■ PROBLEM REQUIREMENTS:
Copy the lines below as they are; omit the images they contain.

■ GIVEN RECORDS:
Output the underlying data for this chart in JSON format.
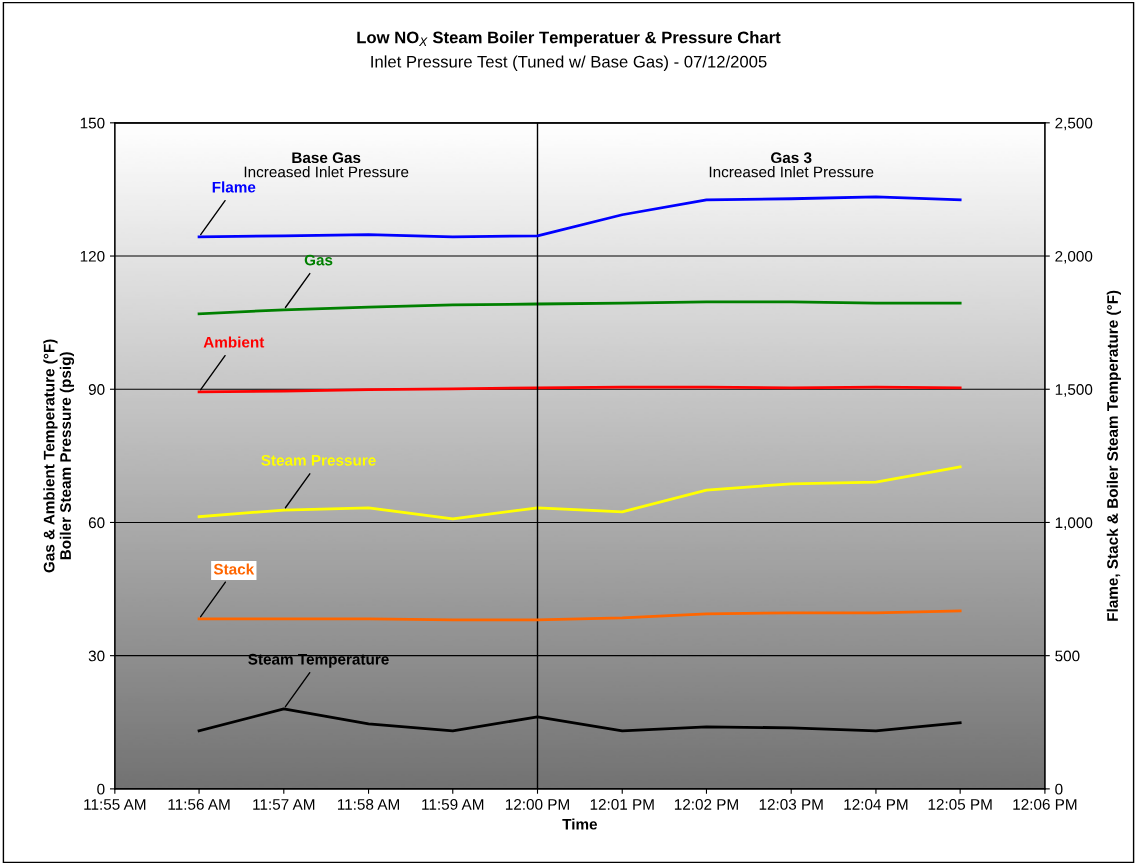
{
  "chart_data": {
    "type": "line",
    "title": "Low NO$_{X}$ Steam Boiler Temperatuer & Pressure Chart",
    "subtitle": "Inlet Pressure Test (Tuned w/ Base Gas) - 07/12/2005",
    "xlabel": "Time",
    "ylabel": "Gas & Ambient Temperature (°F)\nBoiler Steam Pressure (psig)",
    "y2label": "Flame, Stack & Boiler Steam Temperature (°F)",
    "x": [
      11.9333,
      11.95,
      11.9667,
      11.9833,
      12.0,
      12.0167,
      12.0333,
      12.05,
      12.0667,
      12.0833
    ],
    "series": [
      {
        "name": "Flame",
        "color": "#0000ff",
        "axis": "y2",
        "values": [
          2072,
          2076,
          2080,
          2072,
          2076,
          2155,
          2211,
          2215,
          2222,
          2211
        ]
      },
      {
        "name": "Gas",
        "color": "#008000",
        "values": [
          107.0,
          107.9,
          108.5,
          109.0,
          109.2,
          109.4,
          109.7,
          109.7,
          109.4,
          109.4
        ]
      },
      {
        "name": "Ambient",
        "color": "#ff0000",
        "values": [
          89.4,
          89.6,
          89.9,
          90.1,
          90.3,
          90.5,
          90.5,
          90.3,
          90.5,
          90.3
        ]
      },
      {
        "name": "Steam Pressure",
        "color": "#ffff00",
        "values": [
          61.3,
          62.8,
          63.3,
          60.8,
          63.3,
          62.4,
          67.3,
          68.7,
          69.1,
          72.5
        ]
      },
      {
        "name": "Stack",
        "color": "#ff6600",
        "axis": "y2",
        "values": [
          638,
          638,
          638,
          634,
          634,
          642,
          657,
          661,
          661,
          668
        ]
      },
      {
        "name": "Steam Temperature",
        "color": "#000000",
        "axis": "y2",
        "values": [
          218,
          300,
          244,
          218,
          270,
          218,
          233,
          229,
          218,
          248
        ]
      }
    ],
    "xlim": [
      11.9167,
      12.1
    ],
    "xticks": [
      {
        "value": 11.9167,
        "label": "11:55 AM"
      },
      {
        "value": 11.9333,
        "label": "11:56 AM"
      },
      {
        "value": 11.95,
        "label": "11:57 AM"
      },
      {
        "value": 11.9667,
        "label": "11:58 AM"
      },
      {
        "value": 11.9833,
        "label": "11:59 AM"
      },
      {
        "value": 12.0,
        "label": "12:00 PM"
      },
      {
        "value": 12.0167,
        "label": "12:01 PM"
      },
      {
        "value": 12.0333,
        "label": "12:02 PM"
      },
      {
        "value": 12.05,
        "label": "12:03 PM"
      },
      {
        "value": 12.0667,
        "label": "12:04 PM"
      },
      {
        "value": 12.0833,
        "label": "12:05 PM"
      },
      {
        "value": 12.1,
        "label": "12:06 PM"
      }
    ],
    "ylim": [
      0,
      150
    ],
    "yticks": [
      0,
      30,
      60,
      90,
      120,
      150
    ],
    "y2lim": [
      0,
      2500
    ],
    "y2ticks": [
      0,
      {
        "value": 500,
        "label": "500"
      },
      {
        "value": 1000,
        "label": "1,000"
      },
      {
        "value": 1500,
        "label": "1,500"
      },
      {
        "value": 2000,
        "label": "2,000"
      },
      {
        "value": 2500,
        "label": "2,500"
      }
    ],
    "ref_lines": [
      {
        "axis": "x",
        "value": 12.0,
        "color": "#000000"
      }
    ],
    "annotations": [
      "Base Gas\nIncreased Inlet Pressure",
      "Gas 3\nIncreased Inlet Pressure"
    ],
    "grid": "y",
    "legend": false,
    "marker": "none",
    "line_style": "solid"
  }
}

■ TASK RESPONSE:
Output the underlying data for this chart in JSON format.
{
  "chart_data": {
    "type": "line",
    "title": "Low NO$_{X}$ Steam Boiler Temperatuer & Pressure Chart",
    "subtitle": "Inlet Pressure Test (Tuned w/ Base Gas) - 07/12/2005",
    "xlabel": "Time",
    "ylabel": "Gas & Ambient Temperature (°F)\nBoiler Steam Pressure (psig)",
    "y2label": "Flame, Stack & Boiler Steam Temperature (°F)",
    "x": [
      11.9333,
      11.95,
      11.9667,
      11.9833,
      12.0,
      12.0167,
      12.0333,
      12.05,
      12.0667,
      12.0833
    ],
    "series": [
      {
        "name": "Flame",
        "color": "#0000ff",
        "axis": "y2",
        "values": [
          2072,
          2076,
          2080,
          2072,
          2076,
          2155,
          2211,
          2215,
          2222,
          2211
        ]
      },
      {
        "name": "Gas",
        "color": "#008000",
        "values": [
          107.0,
          107.9,
          108.5,
          109.0,
          109.2,
          109.4,
          109.7,
          109.7,
          109.4,
          109.4
        ]
      },
      {
        "name": "Ambient",
        "color": "#ff0000",
        "values": [
          89.4,
          89.6,
          89.9,
          90.1,
          90.3,
          90.5,
          90.5,
          90.3,
          90.5,
          90.3
        ]
      },
      {
        "name": "Steam Pressure",
        "color": "#ffff00",
        "values": [
          61.3,
          62.8,
          63.3,
          60.8,
          63.3,
          62.4,
          67.3,
          68.7,
          69.1,
          72.5
        ]
      },
      {
        "name": "Stack",
        "color": "#ff6600",
        "axis": "y2",
        "values": [
          638,
          638,
          638,
          634,
          634,
          642,
          657,
          661,
          661,
          668
        ]
      },
      {
        "name": "Steam Temperature",
        "color": "#000000",
        "axis": "y2",
        "values": [
          218,
          300,
          244,
          218,
          270,
          218,
          233,
          229,
          218,
          248
        ]
      }
    ],
    "xlim": [
      11.9167,
      12.1
    ],
    "xticks": [
      {
        "value": 11.9167,
        "label": "11:55 AM"
      },
      {
        "value": 11.9333,
        "label": "11:56 AM"
      },
      {
        "value": 11.95,
        "label": "11:57 AM"
      },
      {
        "value": 11.9667,
        "label": "11:58 AM"
      },
      {
        "value": 11.9833,
        "label": "11:59 AM"
      },
      {
        "value": 12.0,
        "label": "12:00 PM"
      },
      {
        "value": 12.0167,
        "label": "12:01 PM"
      },
      {
        "value": 12.0333,
        "label": "12:02 PM"
      },
      {
        "value": 12.05,
        "label": "12:03 PM"
      },
      {
        "value": 12.0667,
        "label": "12:04 PM"
      },
      {
        "value": 12.0833,
        "label": "12:05 PM"
      },
      {
        "value": 12.1,
        "label": "12:06 PM"
      }
    ],
    "ylim": [
      0,
      150
    ],
    "yticks": [
      0,
      30,
      60,
      90,
      120,
      150
    ],
    "y2lim": [
      0,
      2500
    ],
    "y2ticks": [
      0,
      {
        "value": 500,
        "label": "500"
      },
      {
        "value": 1000,
        "label": "1,000"
      },
      {
        "value": 1500,
        "label": "1,500"
      },
      {
        "value": 2000,
        "label": "2,000"
      },
      {
        "value": 2500,
        "label": "2,500"
      }
    ],
    "ref_lines": [
      {
        "axis": "x",
        "value": 12.0,
        "color": "#000000"
      }
    ],
    "annotations": [
      "Base Gas\nIncreased Inlet Pressure",
      "Gas 3\nIncreased Inlet Pressure"
    ],
    "grid": "y",
    "legend": false,
    "marker": "none",
    "line_style": "solid"
  }
}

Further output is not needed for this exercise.